## Start RECORDS FOR THIS TASK

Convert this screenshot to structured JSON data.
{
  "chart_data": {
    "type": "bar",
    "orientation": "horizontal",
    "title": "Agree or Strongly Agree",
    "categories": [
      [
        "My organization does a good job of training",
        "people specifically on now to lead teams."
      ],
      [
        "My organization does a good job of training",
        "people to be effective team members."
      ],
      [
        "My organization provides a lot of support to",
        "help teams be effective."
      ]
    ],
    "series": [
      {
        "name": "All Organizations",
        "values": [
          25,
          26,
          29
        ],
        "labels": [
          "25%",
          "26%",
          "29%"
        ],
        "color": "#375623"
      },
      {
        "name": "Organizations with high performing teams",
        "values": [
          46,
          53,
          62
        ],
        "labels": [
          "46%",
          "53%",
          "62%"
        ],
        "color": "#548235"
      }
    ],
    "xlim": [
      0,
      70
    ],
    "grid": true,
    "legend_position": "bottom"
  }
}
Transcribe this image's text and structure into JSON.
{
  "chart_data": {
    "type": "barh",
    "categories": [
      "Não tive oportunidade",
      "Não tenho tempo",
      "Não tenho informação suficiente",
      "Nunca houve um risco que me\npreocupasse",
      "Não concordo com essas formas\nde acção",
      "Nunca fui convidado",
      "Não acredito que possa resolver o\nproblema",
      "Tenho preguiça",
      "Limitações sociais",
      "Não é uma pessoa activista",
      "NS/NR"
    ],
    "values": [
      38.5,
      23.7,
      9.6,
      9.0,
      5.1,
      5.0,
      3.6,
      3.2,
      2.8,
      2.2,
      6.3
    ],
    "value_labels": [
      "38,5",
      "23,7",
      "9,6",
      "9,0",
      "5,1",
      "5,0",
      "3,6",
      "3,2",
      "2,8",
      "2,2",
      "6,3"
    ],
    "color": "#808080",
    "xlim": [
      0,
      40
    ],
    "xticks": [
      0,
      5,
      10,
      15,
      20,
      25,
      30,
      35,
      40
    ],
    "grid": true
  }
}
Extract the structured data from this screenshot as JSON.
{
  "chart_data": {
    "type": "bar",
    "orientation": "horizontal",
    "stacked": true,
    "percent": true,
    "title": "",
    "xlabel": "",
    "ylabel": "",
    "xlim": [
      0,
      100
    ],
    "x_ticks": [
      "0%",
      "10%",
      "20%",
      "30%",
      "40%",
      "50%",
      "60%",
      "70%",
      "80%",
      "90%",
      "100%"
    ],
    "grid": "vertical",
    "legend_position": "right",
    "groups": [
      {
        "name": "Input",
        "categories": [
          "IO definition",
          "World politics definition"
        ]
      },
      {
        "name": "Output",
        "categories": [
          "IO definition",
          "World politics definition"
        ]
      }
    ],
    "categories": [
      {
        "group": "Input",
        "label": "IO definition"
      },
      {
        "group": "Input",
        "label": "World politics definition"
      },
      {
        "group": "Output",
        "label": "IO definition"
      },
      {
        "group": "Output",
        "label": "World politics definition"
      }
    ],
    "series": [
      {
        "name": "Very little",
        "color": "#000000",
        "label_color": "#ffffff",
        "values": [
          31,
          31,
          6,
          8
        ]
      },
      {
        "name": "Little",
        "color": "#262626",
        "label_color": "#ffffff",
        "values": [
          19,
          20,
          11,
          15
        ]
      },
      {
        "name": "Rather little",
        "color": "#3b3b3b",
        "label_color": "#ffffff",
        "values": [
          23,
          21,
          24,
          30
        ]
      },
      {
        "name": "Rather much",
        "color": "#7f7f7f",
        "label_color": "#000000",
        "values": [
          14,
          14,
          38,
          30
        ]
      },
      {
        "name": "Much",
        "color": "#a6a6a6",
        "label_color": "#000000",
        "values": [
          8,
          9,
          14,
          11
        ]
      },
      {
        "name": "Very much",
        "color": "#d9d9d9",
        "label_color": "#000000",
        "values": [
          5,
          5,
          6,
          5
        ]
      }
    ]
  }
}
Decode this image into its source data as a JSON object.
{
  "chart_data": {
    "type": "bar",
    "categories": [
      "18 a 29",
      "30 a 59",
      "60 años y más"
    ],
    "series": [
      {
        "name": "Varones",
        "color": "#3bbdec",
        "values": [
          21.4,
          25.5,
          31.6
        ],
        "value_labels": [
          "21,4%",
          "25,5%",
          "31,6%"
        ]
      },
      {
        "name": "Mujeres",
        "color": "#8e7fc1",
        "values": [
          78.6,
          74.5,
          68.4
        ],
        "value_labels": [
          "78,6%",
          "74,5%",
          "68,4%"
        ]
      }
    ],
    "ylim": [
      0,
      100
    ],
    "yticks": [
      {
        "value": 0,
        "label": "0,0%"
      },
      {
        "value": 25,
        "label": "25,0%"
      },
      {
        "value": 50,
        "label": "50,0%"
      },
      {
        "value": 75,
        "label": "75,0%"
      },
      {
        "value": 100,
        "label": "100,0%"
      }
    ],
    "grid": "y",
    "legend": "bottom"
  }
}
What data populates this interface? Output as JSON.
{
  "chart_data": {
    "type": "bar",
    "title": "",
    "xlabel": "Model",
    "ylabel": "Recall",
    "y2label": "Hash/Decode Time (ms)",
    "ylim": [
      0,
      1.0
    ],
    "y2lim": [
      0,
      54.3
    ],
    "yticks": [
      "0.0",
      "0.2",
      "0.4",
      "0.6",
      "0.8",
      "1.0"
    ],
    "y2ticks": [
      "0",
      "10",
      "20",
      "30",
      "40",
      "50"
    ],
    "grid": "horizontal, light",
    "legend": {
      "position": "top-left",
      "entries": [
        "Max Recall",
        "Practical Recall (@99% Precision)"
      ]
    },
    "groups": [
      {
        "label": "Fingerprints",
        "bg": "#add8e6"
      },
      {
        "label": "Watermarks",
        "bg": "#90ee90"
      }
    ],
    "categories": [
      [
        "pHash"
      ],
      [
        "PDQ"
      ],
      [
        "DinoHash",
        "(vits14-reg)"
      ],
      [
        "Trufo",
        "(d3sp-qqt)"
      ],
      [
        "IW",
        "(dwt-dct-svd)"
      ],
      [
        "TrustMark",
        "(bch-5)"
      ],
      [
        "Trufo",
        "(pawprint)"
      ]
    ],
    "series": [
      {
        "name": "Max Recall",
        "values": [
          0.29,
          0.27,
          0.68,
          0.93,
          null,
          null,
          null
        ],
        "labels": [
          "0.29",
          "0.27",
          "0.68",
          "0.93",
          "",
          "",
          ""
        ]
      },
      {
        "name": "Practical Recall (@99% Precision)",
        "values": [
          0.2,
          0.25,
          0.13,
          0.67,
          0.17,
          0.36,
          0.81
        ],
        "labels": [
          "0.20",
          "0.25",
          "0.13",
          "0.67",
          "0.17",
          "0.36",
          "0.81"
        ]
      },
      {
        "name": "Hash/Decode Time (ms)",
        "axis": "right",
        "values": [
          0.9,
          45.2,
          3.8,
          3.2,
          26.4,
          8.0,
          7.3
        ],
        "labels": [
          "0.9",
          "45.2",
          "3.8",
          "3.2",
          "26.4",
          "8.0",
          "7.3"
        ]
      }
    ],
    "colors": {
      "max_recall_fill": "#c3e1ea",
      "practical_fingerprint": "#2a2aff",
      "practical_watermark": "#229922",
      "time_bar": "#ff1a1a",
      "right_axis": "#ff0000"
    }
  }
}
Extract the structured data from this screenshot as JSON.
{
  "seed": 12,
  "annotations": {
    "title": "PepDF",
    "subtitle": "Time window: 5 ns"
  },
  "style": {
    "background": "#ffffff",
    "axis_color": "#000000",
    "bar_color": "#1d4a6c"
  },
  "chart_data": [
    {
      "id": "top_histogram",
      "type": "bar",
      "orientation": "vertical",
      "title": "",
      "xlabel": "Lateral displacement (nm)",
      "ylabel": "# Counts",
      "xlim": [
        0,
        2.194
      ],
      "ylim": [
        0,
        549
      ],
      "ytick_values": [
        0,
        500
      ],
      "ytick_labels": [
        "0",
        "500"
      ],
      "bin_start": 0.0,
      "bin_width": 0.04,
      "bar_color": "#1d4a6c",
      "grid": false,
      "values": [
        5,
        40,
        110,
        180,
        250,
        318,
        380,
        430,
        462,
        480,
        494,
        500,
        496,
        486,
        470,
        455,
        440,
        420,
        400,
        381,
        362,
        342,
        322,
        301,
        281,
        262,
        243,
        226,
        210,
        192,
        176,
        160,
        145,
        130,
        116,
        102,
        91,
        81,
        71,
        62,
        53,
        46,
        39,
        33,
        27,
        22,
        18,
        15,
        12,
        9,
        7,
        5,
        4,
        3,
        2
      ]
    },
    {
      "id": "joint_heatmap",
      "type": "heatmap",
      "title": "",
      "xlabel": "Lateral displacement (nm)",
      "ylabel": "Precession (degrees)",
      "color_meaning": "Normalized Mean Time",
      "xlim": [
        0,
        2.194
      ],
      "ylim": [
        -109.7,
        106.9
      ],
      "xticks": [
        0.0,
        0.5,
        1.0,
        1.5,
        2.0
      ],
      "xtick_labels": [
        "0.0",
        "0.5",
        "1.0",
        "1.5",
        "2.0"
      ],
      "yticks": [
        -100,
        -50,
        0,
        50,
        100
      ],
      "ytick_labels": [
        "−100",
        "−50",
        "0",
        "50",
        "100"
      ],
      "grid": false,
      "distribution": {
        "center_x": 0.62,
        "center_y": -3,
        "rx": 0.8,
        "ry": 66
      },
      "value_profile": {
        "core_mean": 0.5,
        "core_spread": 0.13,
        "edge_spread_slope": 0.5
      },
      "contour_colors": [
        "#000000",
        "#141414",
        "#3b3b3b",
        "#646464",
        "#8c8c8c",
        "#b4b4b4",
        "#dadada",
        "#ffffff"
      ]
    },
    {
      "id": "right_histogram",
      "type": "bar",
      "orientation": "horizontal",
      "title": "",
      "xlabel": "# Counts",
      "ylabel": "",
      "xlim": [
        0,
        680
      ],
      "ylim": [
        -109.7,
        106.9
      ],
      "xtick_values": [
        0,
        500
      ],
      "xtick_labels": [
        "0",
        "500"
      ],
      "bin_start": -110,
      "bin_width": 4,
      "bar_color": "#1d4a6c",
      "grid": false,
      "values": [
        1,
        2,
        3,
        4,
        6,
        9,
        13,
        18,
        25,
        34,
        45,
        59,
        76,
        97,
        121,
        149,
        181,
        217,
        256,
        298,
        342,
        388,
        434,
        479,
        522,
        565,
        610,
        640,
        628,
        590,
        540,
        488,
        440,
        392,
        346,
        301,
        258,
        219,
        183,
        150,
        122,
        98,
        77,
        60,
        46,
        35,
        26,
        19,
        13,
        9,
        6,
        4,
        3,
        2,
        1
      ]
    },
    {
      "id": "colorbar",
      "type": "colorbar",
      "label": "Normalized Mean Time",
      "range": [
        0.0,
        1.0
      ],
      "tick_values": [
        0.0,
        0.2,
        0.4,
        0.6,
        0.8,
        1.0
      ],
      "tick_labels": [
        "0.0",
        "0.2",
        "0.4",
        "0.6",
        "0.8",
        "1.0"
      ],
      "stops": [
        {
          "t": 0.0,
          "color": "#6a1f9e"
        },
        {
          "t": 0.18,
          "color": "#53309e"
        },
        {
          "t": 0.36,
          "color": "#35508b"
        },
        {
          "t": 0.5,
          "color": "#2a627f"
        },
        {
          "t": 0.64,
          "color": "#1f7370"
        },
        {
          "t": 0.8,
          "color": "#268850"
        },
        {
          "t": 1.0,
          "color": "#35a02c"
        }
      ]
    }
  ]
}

## End RECORDS FOR THIS TASK

◆ **THE REQUEST**
In the listing above, locate each line with "bottom" and copy it.

◆ **EXERCISE RESPONSE**
    "legend_position": "bottom"
    "legend": "bottom"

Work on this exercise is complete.